Start MATERIAL SUPPLIED

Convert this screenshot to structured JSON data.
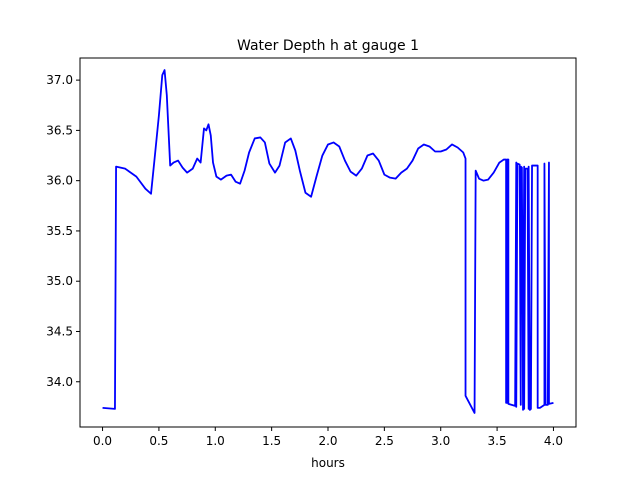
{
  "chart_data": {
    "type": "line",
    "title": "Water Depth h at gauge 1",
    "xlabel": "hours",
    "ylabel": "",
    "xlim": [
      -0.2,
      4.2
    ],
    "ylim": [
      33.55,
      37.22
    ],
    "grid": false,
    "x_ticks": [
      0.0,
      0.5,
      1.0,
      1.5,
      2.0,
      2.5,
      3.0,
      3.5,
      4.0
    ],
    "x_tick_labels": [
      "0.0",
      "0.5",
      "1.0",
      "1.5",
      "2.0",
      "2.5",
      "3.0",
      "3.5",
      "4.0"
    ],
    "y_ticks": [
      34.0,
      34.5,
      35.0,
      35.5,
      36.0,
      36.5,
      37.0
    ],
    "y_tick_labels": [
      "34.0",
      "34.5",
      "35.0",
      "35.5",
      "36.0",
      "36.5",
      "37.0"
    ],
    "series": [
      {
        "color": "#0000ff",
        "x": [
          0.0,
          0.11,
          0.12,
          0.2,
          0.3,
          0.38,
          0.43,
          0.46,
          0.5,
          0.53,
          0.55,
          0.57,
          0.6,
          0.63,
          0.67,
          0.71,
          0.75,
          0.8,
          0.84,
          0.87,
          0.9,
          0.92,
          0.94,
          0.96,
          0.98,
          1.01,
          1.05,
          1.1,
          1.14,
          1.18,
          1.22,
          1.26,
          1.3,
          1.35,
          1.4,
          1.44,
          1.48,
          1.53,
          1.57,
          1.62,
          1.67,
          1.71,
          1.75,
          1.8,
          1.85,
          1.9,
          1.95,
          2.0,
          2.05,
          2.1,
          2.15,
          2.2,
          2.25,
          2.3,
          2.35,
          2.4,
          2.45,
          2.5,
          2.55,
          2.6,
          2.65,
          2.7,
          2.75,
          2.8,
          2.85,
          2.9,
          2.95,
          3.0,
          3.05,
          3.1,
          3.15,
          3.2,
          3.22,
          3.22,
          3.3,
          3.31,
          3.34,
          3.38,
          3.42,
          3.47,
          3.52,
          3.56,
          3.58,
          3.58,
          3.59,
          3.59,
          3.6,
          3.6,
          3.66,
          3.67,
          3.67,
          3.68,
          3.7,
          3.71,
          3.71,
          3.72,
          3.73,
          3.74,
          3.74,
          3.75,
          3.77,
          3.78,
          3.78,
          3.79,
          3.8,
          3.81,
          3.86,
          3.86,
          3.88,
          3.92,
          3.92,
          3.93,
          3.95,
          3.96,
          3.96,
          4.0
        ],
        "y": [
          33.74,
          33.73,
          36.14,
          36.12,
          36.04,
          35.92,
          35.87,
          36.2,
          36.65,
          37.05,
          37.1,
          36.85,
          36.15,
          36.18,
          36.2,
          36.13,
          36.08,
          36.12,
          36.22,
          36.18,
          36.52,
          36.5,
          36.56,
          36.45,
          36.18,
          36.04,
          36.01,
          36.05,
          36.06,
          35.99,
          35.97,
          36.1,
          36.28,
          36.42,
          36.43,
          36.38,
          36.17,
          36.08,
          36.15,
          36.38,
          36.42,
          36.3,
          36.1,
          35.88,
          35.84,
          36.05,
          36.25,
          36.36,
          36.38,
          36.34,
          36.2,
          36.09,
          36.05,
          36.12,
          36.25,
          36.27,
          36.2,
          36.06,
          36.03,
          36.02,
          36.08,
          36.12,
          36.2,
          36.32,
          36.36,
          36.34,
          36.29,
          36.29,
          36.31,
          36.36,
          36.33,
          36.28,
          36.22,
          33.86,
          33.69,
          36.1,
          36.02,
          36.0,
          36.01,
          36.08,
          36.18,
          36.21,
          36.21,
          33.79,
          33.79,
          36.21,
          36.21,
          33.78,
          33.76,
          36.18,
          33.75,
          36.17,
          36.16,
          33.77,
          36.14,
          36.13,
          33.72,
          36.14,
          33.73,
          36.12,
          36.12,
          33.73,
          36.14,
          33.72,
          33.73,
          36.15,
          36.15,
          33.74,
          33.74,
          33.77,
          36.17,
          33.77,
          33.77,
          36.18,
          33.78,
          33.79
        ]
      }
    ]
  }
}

End MATERIAL SUPPLIED

*WRITTEN INSTRUCTION:* Extract all the entries word for word; omit any pictures.

*ANSWER IN FULL:*
Convert this screenshot to structured JSON data.
{
  "chart_data": {
    "type": "line",
    "title": "Water Depth h at gauge 1",
    "xlabel": "hours",
    "ylabel": "",
    "xlim": [
      -0.2,
      4.2
    ],
    "ylim": [
      33.55,
      37.22
    ],
    "grid": false,
    "x_ticks": [
      0.0,
      0.5,
      1.0,
      1.5,
      2.0,
      2.5,
      3.0,
      3.5,
      4.0
    ],
    "x_tick_labels": [
      "0.0",
      "0.5",
      "1.0",
      "1.5",
      "2.0",
      "2.5",
      "3.0",
      "3.5",
      "4.0"
    ],
    "y_ticks": [
      34.0,
      34.5,
      35.0,
      35.5,
      36.0,
      36.5,
      37.0
    ],
    "y_tick_labels": [
      "34.0",
      "34.5",
      "35.0",
      "35.5",
      "36.0",
      "36.5",
      "37.0"
    ],
    "series": [
      {
        "color": "#0000ff",
        "x": [
          0.0,
          0.11,
          0.12,
          0.2,
          0.3,
          0.38,
          0.43,
          0.46,
          0.5,
          0.53,
          0.55,
          0.57,
          0.6,
          0.63,
          0.67,
          0.71,
          0.75,
          0.8,
          0.84,
          0.87,
          0.9,
          0.92,
          0.94,
          0.96,
          0.98,
          1.01,
          1.05,
          1.1,
          1.14,
          1.18,
          1.22,
          1.26,
          1.3,
          1.35,
          1.4,
          1.44,
          1.48,
          1.53,
          1.57,
          1.62,
          1.67,
          1.71,
          1.75,
          1.8,
          1.85,
          1.9,
          1.95,
          2.0,
          2.05,
          2.1,
          2.15,
          2.2,
          2.25,
          2.3,
          2.35,
          2.4,
          2.45,
          2.5,
          2.55,
          2.6,
          2.65,
          2.7,
          2.75,
          2.8,
          2.85,
          2.9,
          2.95,
          3.0,
          3.05,
          3.1,
          3.15,
          3.2,
          3.22,
          3.22,
          3.3,
          3.31,
          3.34,
          3.38,
          3.42,
          3.47,
          3.52,
          3.56,
          3.58,
          3.58,
          3.59,
          3.59,
          3.6,
          3.6,
          3.66,
          3.67,
          3.67,
          3.68,
          3.7,
          3.71,
          3.71,
          3.72,
          3.73,
          3.74,
          3.74,
          3.75,
          3.77,
          3.78,
          3.78,
          3.79,
          3.8,
          3.81,
          3.86,
          3.86,
          3.88,
          3.92,
          3.92,
          3.93,
          3.95,
          3.96,
          3.96,
          4.0
        ],
        "y": [
          33.74,
          33.73,
          36.14,
          36.12,
          36.04,
          35.92,
          35.87,
          36.2,
          36.65,
          37.05,
          37.1,
          36.85,
          36.15,
          36.18,
          36.2,
          36.13,
          36.08,
          36.12,
          36.22,
          36.18,
          36.52,
          36.5,
          36.56,
          36.45,
          36.18,
          36.04,
          36.01,
          36.05,
          36.06,
          35.99,
          35.97,
          36.1,
          36.28,
          36.42,
          36.43,
          36.38,
          36.17,
          36.08,
          36.15,
          36.38,
          36.42,
          36.3,
          36.1,
          35.88,
          35.84,
          36.05,
          36.25,
          36.36,
          36.38,
          36.34,
          36.2,
          36.09,
          36.05,
          36.12,
          36.25,
          36.27,
          36.2,
          36.06,
          36.03,
          36.02,
          36.08,
          36.12,
          36.2,
          36.32,
          36.36,
          36.34,
          36.29,
          36.29,
          36.31,
          36.36,
          36.33,
          36.28,
          36.22,
          33.86,
          33.69,
          36.1,
          36.02,
          36.0,
          36.01,
          36.08,
          36.18,
          36.21,
          36.21,
          33.79,
          33.79,
          36.21,
          36.21,
          33.78,
          33.76,
          36.18,
          33.75,
          36.17,
          36.16,
          33.77,
          36.14,
          36.13,
          33.72,
          36.14,
          33.73,
          36.12,
          36.12,
          33.73,
          36.14,
          33.72,
          33.73,
          36.15,
          36.15,
          33.74,
          33.74,
          33.77,
          36.17,
          33.77,
          33.77,
          36.18,
          33.78,
          33.79
        ]
      }
    ]
  }
}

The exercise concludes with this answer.